◆ **CHALLENGE**
Count how many lines hold the string "company". Answer with that number and nothing more.

◆ **TASK INPUTS**
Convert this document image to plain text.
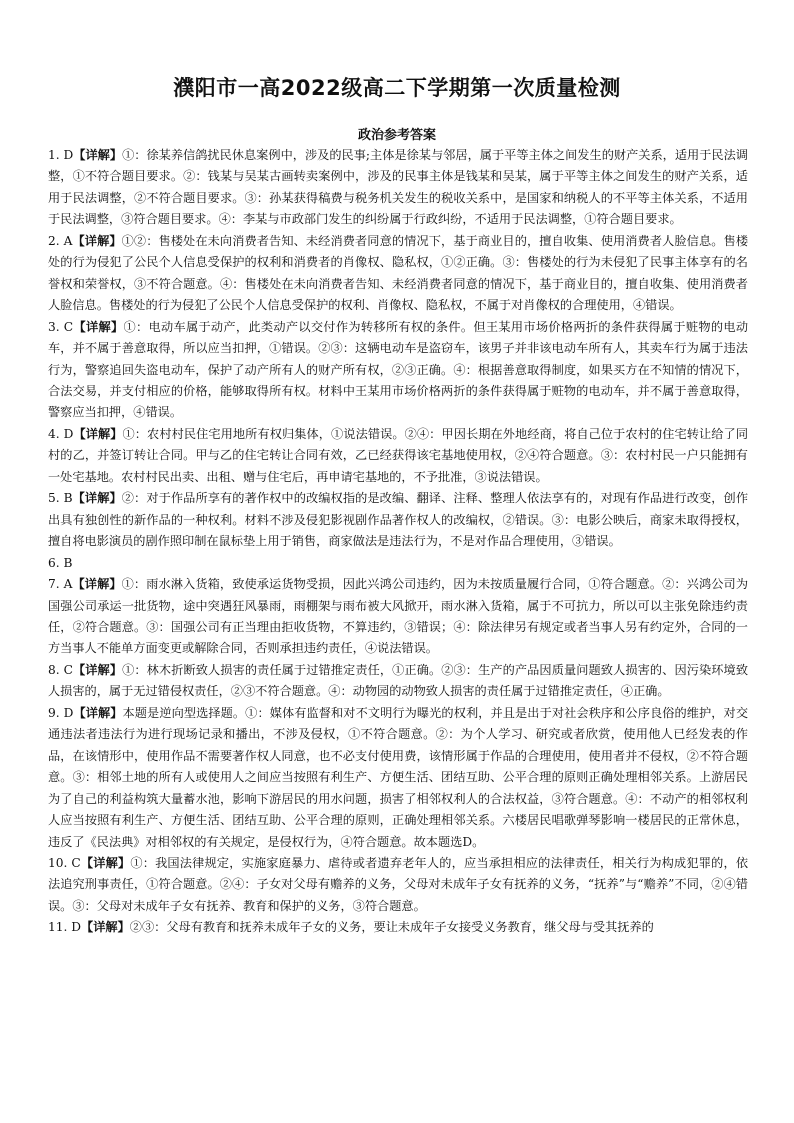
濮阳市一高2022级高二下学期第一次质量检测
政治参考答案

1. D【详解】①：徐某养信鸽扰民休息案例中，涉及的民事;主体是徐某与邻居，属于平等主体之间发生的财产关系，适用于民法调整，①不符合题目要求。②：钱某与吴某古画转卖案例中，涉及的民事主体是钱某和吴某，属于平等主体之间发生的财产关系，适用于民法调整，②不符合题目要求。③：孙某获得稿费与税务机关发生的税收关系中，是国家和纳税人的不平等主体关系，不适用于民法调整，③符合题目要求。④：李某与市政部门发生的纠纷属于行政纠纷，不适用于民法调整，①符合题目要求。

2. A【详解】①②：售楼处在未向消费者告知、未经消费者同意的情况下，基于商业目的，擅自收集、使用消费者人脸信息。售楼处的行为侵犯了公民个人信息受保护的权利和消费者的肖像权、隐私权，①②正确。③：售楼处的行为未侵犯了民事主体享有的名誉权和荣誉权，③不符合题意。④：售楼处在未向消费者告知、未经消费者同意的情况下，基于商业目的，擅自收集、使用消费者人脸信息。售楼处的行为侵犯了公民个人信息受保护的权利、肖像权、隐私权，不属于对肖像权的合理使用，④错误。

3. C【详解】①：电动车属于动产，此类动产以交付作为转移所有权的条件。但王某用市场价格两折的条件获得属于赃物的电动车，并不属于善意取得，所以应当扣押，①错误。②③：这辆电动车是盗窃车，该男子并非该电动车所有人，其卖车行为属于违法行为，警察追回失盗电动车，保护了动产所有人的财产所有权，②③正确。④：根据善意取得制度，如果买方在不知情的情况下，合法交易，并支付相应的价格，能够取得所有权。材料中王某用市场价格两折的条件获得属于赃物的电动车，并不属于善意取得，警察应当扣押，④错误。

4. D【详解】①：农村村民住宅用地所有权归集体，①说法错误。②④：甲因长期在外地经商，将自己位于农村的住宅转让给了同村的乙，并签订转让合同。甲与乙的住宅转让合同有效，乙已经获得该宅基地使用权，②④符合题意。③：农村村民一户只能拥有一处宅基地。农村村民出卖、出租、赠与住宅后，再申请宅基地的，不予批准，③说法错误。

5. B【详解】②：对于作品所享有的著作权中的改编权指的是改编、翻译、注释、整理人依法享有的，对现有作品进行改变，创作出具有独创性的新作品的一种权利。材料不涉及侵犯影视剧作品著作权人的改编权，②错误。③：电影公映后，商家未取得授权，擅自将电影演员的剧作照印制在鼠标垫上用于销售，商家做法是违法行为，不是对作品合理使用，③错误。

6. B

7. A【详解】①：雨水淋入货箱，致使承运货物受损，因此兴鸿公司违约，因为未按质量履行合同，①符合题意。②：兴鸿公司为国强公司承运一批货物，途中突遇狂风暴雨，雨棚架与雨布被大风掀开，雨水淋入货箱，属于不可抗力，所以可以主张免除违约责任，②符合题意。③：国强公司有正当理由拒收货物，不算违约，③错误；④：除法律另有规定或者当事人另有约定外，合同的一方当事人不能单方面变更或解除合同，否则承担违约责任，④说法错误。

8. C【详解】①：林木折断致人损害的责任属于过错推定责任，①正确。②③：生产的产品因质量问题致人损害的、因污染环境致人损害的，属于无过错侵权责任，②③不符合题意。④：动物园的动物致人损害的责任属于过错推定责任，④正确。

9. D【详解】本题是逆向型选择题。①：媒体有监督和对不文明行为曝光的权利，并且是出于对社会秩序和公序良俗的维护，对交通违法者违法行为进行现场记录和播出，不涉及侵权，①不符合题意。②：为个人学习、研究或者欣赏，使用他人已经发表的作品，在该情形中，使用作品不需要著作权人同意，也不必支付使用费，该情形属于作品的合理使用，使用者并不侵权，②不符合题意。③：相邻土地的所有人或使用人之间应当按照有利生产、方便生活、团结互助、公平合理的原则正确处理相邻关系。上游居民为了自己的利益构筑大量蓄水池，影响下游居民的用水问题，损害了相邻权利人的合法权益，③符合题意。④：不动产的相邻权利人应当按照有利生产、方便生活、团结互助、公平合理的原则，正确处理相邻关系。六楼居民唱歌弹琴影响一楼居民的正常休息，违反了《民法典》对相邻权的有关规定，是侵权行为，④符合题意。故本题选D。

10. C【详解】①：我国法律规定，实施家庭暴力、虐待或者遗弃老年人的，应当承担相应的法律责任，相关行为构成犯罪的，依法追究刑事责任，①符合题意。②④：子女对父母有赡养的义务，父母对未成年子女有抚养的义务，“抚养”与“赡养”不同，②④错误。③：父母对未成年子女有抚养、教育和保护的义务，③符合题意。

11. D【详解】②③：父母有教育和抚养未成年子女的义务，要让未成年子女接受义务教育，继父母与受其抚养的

* * *

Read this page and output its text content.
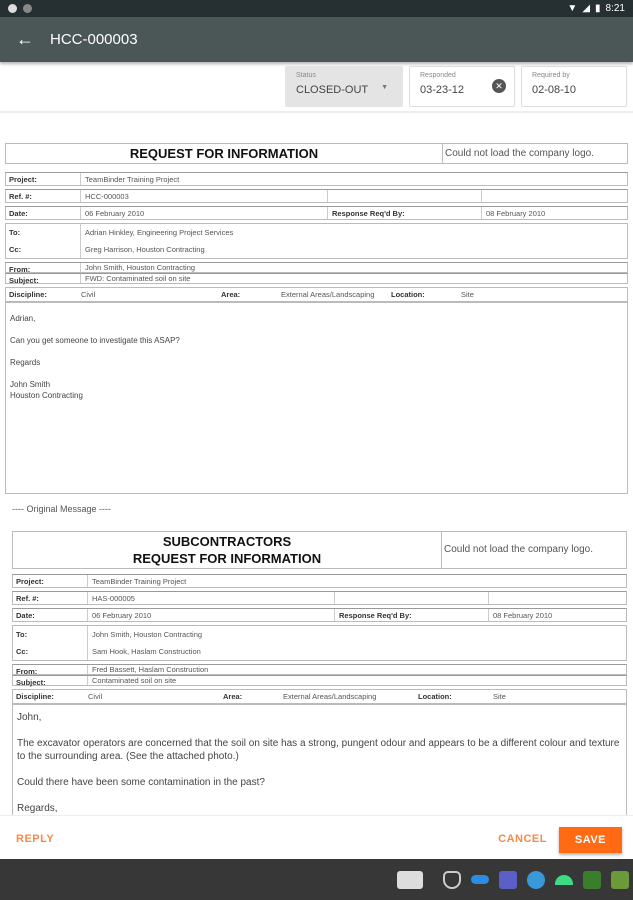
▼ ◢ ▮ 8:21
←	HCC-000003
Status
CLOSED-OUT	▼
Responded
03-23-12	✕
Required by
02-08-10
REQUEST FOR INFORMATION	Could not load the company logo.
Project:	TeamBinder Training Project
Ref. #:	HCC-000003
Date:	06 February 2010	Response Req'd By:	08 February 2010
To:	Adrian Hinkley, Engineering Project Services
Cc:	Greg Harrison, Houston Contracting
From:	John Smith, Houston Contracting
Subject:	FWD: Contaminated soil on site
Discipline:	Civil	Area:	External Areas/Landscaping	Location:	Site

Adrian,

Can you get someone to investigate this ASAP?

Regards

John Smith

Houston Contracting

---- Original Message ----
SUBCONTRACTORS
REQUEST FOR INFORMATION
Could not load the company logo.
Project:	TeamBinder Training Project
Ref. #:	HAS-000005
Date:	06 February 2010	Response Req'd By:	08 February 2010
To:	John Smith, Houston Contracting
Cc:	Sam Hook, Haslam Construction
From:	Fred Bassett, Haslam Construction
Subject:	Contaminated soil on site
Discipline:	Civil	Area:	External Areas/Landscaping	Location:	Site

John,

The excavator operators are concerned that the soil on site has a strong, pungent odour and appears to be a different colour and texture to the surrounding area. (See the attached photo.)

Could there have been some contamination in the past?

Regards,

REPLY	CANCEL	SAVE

◆ **REPLY TO THE EXERCISE**
2